##### MATERIAL SHOWN

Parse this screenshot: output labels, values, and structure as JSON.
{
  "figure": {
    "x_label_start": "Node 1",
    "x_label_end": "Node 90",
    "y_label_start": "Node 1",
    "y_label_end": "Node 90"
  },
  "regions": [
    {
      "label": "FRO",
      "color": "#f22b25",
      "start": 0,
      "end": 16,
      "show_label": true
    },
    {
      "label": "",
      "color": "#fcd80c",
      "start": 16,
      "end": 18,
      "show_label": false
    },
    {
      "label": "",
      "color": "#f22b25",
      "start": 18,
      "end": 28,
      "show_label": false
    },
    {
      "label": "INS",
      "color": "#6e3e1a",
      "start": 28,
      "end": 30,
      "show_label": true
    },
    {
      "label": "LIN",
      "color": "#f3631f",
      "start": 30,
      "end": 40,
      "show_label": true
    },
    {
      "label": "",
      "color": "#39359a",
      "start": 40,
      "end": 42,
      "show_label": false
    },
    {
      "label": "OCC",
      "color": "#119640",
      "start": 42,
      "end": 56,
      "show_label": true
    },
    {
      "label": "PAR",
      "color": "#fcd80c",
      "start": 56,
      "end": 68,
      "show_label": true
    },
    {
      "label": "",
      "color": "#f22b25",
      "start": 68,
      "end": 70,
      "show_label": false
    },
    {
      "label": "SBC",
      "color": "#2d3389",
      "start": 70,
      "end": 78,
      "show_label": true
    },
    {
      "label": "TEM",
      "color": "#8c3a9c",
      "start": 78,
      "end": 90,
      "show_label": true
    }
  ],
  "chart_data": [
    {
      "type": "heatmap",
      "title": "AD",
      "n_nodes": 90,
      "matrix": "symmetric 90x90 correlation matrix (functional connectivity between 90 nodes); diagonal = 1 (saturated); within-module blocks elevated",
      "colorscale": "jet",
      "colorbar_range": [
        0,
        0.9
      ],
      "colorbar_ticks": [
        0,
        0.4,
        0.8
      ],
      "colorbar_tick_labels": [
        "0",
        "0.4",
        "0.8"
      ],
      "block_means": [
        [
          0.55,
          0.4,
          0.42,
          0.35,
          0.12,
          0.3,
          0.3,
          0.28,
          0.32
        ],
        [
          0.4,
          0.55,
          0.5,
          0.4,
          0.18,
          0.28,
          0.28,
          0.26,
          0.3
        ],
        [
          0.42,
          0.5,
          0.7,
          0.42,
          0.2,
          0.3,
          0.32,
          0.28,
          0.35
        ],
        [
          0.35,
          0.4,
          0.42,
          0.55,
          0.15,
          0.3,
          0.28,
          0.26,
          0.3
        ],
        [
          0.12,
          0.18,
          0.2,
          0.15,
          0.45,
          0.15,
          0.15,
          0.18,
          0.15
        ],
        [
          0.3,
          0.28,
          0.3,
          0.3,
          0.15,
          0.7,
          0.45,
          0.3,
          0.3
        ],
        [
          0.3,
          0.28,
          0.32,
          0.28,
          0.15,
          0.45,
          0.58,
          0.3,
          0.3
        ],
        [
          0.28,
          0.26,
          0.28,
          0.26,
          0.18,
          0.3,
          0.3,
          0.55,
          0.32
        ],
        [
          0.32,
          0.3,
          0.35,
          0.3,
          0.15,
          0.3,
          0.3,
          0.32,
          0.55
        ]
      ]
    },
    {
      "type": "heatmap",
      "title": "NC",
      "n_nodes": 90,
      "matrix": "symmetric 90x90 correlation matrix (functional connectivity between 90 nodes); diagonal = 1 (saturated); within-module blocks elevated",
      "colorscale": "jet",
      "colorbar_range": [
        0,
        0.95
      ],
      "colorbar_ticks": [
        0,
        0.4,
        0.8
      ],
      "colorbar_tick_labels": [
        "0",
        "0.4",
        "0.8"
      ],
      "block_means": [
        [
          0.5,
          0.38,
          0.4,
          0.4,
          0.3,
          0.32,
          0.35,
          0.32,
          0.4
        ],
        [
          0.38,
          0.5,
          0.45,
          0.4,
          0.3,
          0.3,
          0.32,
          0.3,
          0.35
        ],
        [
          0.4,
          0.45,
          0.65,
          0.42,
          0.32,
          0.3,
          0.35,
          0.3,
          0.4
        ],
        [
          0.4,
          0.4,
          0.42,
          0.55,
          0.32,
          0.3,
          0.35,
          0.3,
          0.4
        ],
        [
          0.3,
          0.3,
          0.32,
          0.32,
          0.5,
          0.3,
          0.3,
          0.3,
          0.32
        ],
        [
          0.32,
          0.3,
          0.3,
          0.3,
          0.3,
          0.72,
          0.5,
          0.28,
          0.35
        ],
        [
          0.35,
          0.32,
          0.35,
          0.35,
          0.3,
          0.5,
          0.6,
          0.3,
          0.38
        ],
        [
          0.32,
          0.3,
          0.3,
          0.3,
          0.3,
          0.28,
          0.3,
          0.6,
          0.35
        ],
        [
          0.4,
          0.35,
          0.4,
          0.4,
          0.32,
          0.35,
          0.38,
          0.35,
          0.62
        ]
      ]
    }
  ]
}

##########

__EXERCISE GOAL__
Take the listing above and set it down exactly.

__SOLUTION TO THE EXERCISE__
Parse this screenshot: output labels, values, and structure as JSON.
{
  "figure": {
    "x_label_start": "Node 1",
    "x_label_end": "Node 90",
    "y_label_start": "Node 1",
    "y_label_end": "Node 90"
  },
  "regions": [
    {
      "label": "FRO",
      "color": "#f22b25",
      "start": 0,
      "end": 16,
      "show_label": true
    },
    {
      "label": "",
      "color": "#fcd80c",
      "start": 16,
      "end": 18,
      "show_label": false
    },
    {
      "label": "",
      "color": "#f22b25",
      "start": 18,
      "end": 28,
      "show_label": false
    },
    {
      "label": "INS",
      "color": "#6e3e1a",
      "start": 28,
      "end": 30,
      "show_label": true
    },
    {
      "label": "LIN",
      "color": "#f3631f",
      "start": 30,
      "end": 40,
      "show_label": true
    },
    {
      "label": "",
      "color": "#39359a",
      "start": 40,
      "end": 42,
      "show_label": false
    },
    {
      "label": "OCC",
      "color": "#119640",
      "start": 42,
      "end": 56,
      "show_label": true
    },
    {
      "label": "PAR",
      "color": "#fcd80c",
      "start": 56,
      "end": 68,
      "show_label": true
    },
    {
      "label": "",
      "color": "#f22b25",
      "start": 68,
      "end": 70,
      "show_label": false
    },
    {
      "label": "SBC",
      "color": "#2d3389",
      "start": 70,
      "end": 78,
      "show_label": true
    },
    {
      "label": "TEM",
      "color": "#8c3a9c",
      "start": 78,
      "end": 90,
      "show_label": true
    }
  ],
  "chart_data": [
    {
      "type": "heatmap",
      "title": "AD",
      "n_nodes": 90,
      "matrix": "symmetric 90x90 correlation matrix (functional connectivity between 90 nodes); diagonal = 1 (saturated); within-module blocks elevated",
      "colorscale": "jet",
      "colorbar_range": [
        0,
        0.9
      ],
      "colorbar_ticks": [
        0,
        0.4,
        0.8
      ],
      "colorbar_tick_labels": [
        "0",
        "0.4",
        "0.8"
      ],
      "block_means": [
        [
          0.55,
          0.4,
          0.42,
          0.35,
          0.12,
          0.3,
          0.3,
          0.28,
          0.32
        ],
        [
          0.4,
          0.55,
          0.5,
          0.4,
          0.18,
          0.28,
          0.28,
          0.26,
          0.3
        ],
        [
          0.42,
          0.5,
          0.7,
          0.42,
          0.2,
          0.3,
          0.32,
          0.28,
          0.35
        ],
        [
          0.35,
          0.4,
          0.42,
          0.55,
          0.15,
          0.3,
          0.28,
          0.26,
          0.3
        ],
        [
          0.12,
          0.18,
          0.2,
          0.15,
          0.45,
          0.15,
          0.15,
          0.18,
          0.15
        ],
        [
          0.3,
          0.28,
          0.3,
          0.3,
          0.15,
          0.7,
          0.45,
          0.3,
          0.3
        ],
        [
          0.3,
          0.28,
          0.32,
          0.28,
          0.15,
          0.45,
          0.58,
          0.3,
          0.3
        ],
        [
          0.28,
          0.26,
          0.28,
          0.26,
          0.18,
          0.3,
          0.3,
          0.55,
          0.32
        ],
        [
          0.32,
          0.3,
          0.35,
          0.3,
          0.15,
          0.3,
          0.3,
          0.32,
          0.55
        ]
      ]
    },
    {
      "type": "heatmap",
      "title": "NC",
      "n_nodes": 90,
      "matrix": "symmetric 90x90 correlation matrix (functional connectivity between 90 nodes); diagonal = 1 (saturated); within-module blocks elevated",
      "colorscale": "jet",
      "colorbar_range": [
        0,
        0.95
      ],
      "colorbar_ticks": [
        0,
        0.4,
        0.8
      ],
      "colorbar_tick_labels": [
        "0",
        "0.4",
        "0.8"
      ],
      "block_means": [
        [
          0.5,
          0.38,
          0.4,
          0.4,
          0.3,
          0.32,
          0.35,
          0.32,
          0.4
        ],
        [
          0.38,
          0.5,
          0.45,
          0.4,
          0.3,
          0.3,
          0.32,
          0.3,
          0.35
        ],
        [
          0.4,
          0.45,
          0.65,
          0.42,
          0.32,
          0.3,
          0.35,
          0.3,
          0.4
        ],
        [
          0.4,
          0.4,
          0.42,
          0.55,
          0.32,
          0.3,
          0.35,
          0.3,
          0.4
        ],
        [
          0.3,
          0.3,
          0.32,
          0.32,
          0.5,
          0.3,
          0.3,
          0.3,
          0.32
        ],
        [
          0.32,
          0.3,
          0.3,
          0.3,
          0.3,
          0.72,
          0.5,
          0.28,
          0.35
        ],
        [
          0.35,
          0.32,
          0.35,
          0.35,
          0.3,
          0.5,
          0.6,
          0.3,
          0.38
        ],
        [
          0.32,
          0.3,
          0.3,
          0.3,
          0.3,
          0.28,
          0.3,
          0.6,
          0.35
        ],
        [
          0.4,
          0.35,
          0.4,
          0.4,
          0.32,
          0.35,
          0.38,
          0.35,
          0.62
        ]
      ]
    }
  ]
}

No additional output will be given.